**The exercise:**
Search the listing for "Smokin" and copy every line where it appears.

Data records:
==*==
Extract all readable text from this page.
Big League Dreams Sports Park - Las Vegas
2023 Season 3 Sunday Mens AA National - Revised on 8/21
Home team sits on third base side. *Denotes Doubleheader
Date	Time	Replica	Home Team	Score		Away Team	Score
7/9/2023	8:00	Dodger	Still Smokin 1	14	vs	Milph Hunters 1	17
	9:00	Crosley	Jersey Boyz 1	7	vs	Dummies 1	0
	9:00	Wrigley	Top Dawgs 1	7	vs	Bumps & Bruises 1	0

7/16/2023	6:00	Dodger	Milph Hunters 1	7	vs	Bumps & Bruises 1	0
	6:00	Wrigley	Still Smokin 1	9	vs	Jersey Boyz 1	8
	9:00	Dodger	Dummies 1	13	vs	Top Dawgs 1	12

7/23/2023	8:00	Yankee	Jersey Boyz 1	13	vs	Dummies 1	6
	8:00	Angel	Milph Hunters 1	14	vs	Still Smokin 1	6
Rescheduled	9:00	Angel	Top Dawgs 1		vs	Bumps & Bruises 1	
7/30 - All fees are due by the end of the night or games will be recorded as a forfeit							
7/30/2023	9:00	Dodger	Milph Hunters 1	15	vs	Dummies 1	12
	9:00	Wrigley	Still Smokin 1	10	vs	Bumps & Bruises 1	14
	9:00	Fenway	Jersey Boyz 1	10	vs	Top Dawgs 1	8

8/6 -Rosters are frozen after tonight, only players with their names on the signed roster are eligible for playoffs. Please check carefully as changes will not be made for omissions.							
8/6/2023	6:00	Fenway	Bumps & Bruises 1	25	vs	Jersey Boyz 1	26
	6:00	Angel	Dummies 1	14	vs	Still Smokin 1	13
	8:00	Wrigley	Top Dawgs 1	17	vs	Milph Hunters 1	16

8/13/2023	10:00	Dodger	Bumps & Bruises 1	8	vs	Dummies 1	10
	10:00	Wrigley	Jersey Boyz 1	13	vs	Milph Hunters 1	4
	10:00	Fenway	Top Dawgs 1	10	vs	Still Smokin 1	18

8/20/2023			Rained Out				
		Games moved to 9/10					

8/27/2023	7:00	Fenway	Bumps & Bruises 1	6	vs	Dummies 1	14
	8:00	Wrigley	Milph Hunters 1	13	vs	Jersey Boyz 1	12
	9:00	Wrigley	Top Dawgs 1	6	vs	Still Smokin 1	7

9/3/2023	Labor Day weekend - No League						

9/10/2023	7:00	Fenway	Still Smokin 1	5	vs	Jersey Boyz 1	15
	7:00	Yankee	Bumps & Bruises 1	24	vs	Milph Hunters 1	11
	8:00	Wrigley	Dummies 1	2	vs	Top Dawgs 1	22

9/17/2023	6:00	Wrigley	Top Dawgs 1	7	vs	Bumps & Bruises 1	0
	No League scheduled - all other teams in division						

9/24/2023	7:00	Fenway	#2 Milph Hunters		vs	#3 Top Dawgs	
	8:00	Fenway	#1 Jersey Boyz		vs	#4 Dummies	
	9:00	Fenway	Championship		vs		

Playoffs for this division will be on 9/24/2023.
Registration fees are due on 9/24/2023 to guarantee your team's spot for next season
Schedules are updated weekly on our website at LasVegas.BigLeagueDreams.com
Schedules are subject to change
==*==
**Finished answer:**
7/9/2023	8:00	Dodger	Still Smokin 1	14	vs	Milph Hunters 1	17
	6:00	Wrigley	Still Smokin 1	9	vs	Jersey Boyz 1	8
	8:00	Angel	Milph Hunters 1	14	vs	Still Smokin 1	6
	9:00	Wrigley	Still Smokin 1	10	vs	Bumps & Bruises 1	14
	6:00	Angel	Dummies 1	14	vs	Still Smokin 1	13
	10:00	Fenway	Top Dawgs 1	10	vs	Still Smokin 1	18
	9:00	Wrigley	Top Dawgs 1	6	vs	Still Smokin 1	7
9/10/2023	7:00	Fenway	Still Smokin 1	5	vs	Jersey Boyz 1	15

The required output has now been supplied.